Saved entries
==================================================

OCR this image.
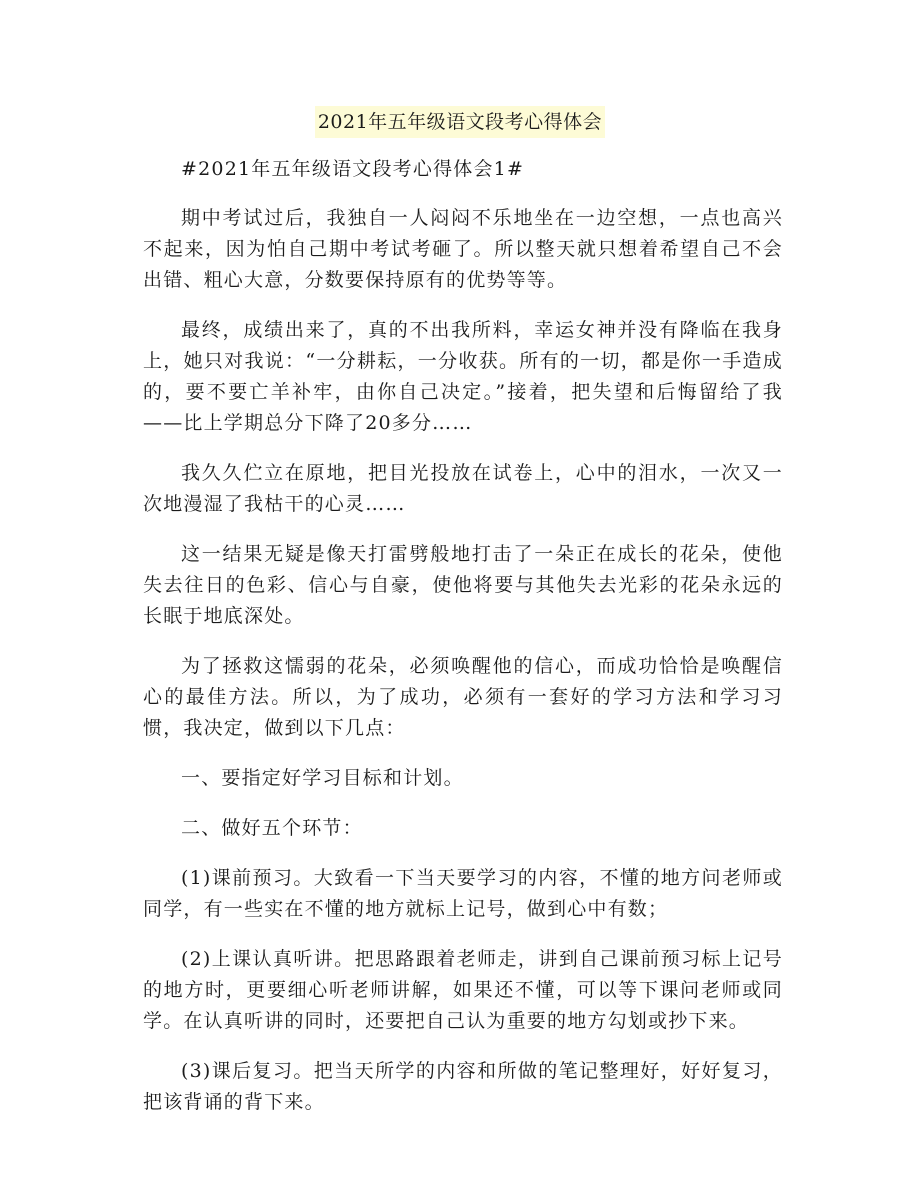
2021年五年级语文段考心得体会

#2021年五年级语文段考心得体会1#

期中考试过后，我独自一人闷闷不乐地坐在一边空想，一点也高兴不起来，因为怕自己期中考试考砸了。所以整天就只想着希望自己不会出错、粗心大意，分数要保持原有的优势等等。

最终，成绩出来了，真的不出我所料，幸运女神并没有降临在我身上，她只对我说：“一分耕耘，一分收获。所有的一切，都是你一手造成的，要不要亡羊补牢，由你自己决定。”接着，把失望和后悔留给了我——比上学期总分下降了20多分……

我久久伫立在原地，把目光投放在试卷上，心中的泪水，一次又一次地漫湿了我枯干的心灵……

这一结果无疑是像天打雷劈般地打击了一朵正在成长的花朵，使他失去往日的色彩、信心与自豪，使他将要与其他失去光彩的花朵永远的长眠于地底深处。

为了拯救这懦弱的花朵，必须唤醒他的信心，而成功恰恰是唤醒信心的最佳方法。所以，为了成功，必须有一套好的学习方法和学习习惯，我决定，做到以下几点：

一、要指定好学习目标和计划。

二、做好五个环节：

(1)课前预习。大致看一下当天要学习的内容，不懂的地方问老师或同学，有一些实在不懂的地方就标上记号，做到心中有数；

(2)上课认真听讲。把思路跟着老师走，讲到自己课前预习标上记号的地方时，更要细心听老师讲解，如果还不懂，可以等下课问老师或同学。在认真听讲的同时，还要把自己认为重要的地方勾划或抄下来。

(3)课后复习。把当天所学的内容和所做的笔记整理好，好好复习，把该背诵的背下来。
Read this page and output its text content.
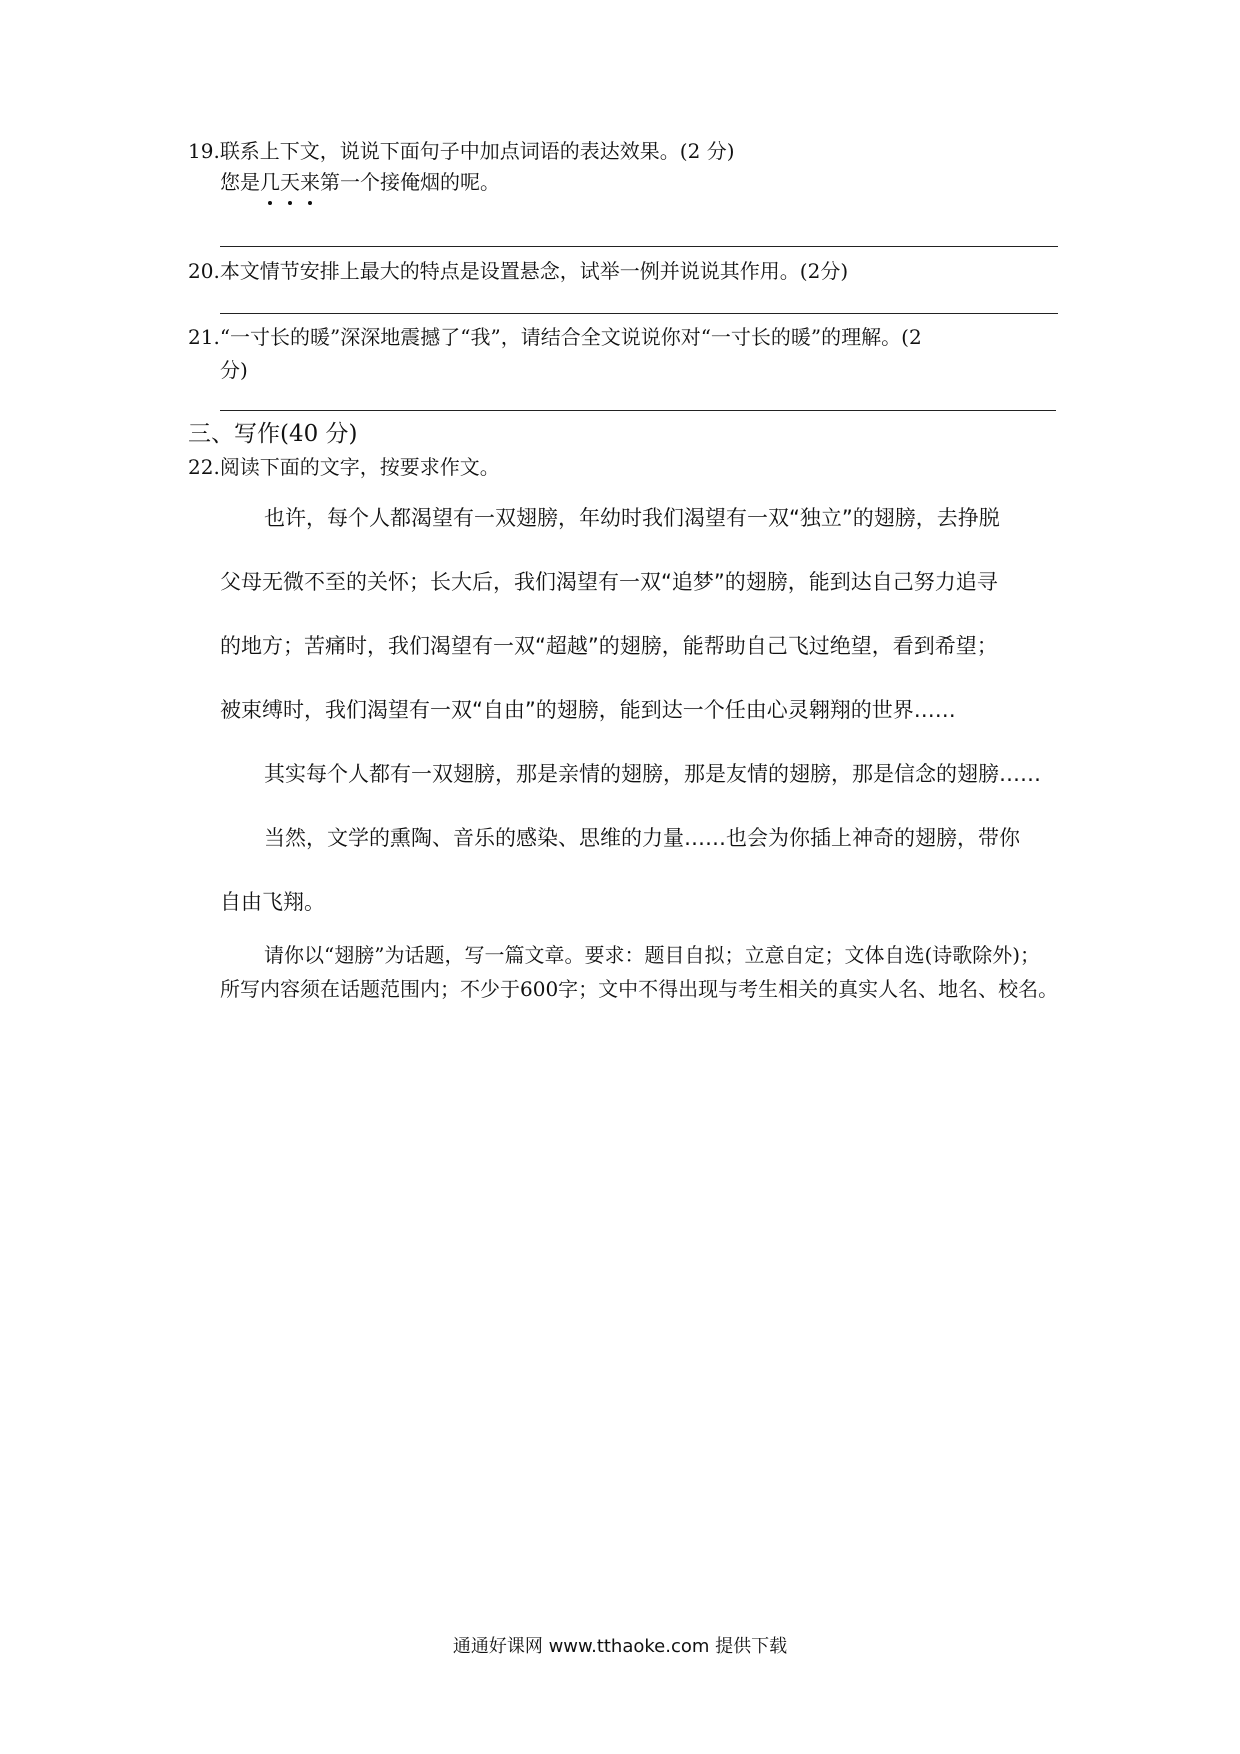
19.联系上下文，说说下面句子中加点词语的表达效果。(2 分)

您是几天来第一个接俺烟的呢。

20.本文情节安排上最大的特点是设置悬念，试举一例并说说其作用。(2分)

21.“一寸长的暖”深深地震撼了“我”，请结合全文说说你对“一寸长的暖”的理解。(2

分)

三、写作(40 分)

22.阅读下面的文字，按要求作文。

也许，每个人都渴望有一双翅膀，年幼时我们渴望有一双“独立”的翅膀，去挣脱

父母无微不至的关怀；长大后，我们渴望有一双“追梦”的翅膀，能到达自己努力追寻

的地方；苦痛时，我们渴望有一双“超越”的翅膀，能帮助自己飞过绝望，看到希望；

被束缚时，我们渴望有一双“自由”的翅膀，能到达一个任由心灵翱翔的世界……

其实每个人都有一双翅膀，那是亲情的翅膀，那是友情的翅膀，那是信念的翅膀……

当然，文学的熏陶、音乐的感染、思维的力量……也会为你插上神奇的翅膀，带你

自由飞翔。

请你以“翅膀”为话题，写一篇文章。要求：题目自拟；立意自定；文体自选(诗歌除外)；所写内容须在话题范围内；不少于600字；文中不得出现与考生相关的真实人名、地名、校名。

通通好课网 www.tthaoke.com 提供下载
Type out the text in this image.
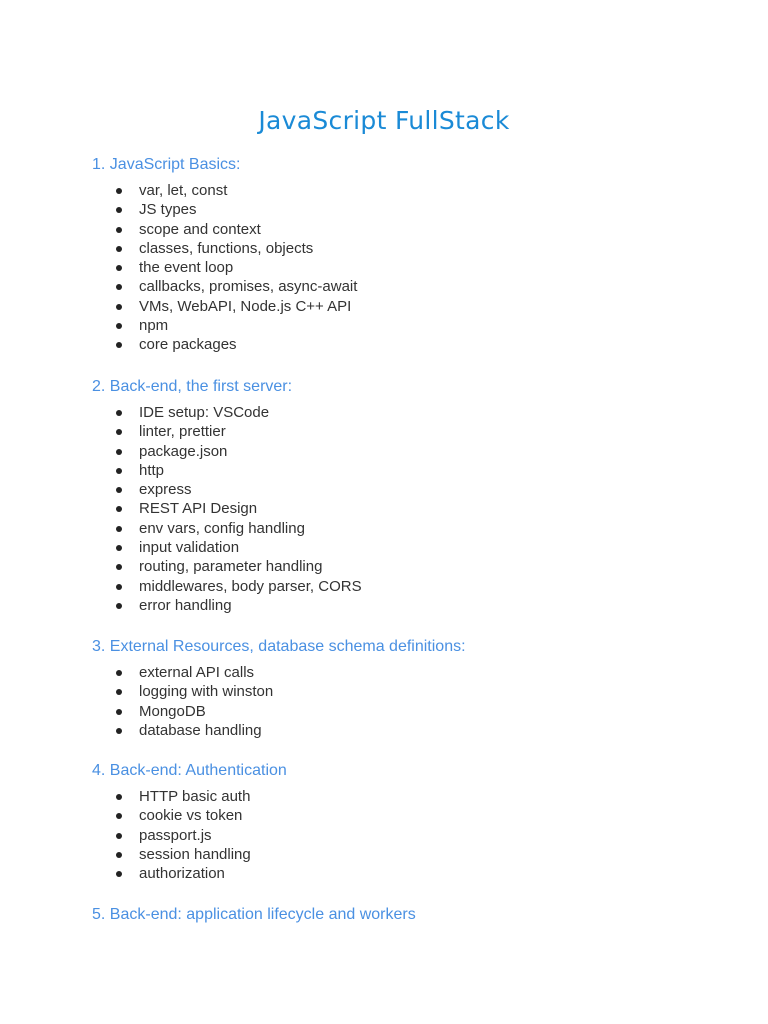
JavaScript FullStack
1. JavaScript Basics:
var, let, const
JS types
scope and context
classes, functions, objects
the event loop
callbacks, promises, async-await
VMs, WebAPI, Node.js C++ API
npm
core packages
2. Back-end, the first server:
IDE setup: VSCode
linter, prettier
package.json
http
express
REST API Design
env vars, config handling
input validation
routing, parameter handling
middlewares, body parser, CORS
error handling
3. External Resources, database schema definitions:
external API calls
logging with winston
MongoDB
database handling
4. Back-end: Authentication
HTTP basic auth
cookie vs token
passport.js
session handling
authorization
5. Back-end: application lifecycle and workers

==================================================

The exercise:
Give the count of lines holding the word "database", with no other words.

Written solution:
2